Dataset
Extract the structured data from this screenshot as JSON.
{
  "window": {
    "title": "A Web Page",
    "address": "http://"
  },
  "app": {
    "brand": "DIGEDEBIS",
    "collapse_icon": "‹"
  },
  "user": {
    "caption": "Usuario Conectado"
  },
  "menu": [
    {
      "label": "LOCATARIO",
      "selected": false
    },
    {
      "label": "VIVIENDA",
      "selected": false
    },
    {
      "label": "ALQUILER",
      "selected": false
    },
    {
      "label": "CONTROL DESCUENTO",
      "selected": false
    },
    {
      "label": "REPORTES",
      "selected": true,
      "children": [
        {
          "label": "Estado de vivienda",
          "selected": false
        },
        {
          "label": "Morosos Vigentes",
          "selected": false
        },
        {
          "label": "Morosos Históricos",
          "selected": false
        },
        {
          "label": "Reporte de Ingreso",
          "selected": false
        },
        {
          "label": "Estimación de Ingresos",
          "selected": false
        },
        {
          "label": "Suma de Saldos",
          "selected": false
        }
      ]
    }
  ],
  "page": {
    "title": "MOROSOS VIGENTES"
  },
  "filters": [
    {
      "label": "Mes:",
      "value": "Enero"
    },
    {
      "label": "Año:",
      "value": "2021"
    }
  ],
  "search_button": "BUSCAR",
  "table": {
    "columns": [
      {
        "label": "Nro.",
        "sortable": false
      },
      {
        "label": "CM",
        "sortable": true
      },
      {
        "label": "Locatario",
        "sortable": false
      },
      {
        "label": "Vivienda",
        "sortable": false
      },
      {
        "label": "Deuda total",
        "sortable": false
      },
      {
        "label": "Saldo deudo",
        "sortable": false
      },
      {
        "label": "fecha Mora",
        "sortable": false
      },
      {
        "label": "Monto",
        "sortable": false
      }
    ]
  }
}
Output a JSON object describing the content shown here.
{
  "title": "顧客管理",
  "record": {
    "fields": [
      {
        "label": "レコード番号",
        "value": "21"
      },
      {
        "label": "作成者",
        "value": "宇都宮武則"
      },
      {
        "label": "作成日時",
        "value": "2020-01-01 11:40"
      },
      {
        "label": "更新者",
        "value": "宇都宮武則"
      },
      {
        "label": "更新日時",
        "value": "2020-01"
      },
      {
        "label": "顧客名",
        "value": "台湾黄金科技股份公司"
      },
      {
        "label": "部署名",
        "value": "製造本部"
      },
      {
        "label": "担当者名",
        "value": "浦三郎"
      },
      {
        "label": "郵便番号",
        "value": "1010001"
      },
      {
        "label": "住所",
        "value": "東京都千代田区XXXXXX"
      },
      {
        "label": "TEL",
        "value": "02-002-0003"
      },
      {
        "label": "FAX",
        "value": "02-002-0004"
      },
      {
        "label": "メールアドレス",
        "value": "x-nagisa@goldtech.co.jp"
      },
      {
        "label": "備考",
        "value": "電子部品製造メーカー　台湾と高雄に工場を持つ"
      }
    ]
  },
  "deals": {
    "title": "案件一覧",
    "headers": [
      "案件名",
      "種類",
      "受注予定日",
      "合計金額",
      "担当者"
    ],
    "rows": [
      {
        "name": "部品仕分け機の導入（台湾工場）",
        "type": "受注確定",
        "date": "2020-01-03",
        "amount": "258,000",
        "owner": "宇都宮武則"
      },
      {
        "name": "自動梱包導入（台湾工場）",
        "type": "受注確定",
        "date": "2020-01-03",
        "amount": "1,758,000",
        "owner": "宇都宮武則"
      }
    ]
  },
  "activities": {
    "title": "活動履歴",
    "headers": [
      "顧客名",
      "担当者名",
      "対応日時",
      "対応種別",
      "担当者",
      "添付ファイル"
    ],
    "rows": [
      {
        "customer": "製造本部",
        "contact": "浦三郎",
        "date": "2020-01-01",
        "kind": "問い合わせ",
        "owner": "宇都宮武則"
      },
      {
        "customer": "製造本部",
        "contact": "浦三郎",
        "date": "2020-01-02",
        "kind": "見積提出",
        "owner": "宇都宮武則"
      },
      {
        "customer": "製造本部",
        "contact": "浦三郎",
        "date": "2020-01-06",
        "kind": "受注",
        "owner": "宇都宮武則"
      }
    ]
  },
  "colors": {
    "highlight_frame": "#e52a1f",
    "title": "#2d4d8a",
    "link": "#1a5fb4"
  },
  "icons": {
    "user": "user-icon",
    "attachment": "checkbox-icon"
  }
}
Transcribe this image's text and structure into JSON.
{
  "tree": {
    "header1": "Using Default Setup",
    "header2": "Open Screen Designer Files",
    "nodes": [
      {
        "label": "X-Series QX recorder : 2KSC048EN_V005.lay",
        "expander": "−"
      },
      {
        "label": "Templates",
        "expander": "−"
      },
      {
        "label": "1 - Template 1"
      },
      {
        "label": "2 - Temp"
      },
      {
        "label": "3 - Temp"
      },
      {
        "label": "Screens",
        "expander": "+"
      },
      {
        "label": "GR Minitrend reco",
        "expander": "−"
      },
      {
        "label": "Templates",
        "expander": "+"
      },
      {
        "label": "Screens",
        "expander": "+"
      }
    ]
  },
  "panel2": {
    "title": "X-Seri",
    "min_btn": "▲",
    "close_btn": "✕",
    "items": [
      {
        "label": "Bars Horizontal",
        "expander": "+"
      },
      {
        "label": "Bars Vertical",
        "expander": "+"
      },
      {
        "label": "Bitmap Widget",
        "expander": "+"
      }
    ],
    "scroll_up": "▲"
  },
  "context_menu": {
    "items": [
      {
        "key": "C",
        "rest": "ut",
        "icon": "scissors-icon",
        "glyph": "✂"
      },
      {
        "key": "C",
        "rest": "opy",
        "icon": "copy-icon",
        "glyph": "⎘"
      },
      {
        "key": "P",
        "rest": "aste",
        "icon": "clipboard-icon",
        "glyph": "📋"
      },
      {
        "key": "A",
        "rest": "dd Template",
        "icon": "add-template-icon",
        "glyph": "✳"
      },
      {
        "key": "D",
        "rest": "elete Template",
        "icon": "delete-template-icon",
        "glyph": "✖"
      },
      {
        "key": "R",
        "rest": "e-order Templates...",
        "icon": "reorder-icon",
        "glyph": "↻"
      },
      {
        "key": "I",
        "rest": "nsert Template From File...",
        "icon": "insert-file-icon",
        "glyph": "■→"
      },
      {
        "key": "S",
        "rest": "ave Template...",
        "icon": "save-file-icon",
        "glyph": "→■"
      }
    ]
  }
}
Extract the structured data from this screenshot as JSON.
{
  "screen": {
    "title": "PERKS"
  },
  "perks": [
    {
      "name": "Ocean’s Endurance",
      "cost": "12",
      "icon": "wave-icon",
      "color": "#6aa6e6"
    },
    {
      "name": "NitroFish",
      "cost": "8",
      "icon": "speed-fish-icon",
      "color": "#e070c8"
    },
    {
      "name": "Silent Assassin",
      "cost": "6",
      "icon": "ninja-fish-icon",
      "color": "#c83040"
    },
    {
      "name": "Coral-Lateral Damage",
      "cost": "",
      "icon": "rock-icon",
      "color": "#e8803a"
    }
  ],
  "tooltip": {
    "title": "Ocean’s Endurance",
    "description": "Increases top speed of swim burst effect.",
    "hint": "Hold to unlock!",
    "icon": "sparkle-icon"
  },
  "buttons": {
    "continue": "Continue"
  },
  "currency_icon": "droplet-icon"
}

Exercise prompt
Give only the number of lines in the entries above that contain the string "台湾工場".

Expected answer
2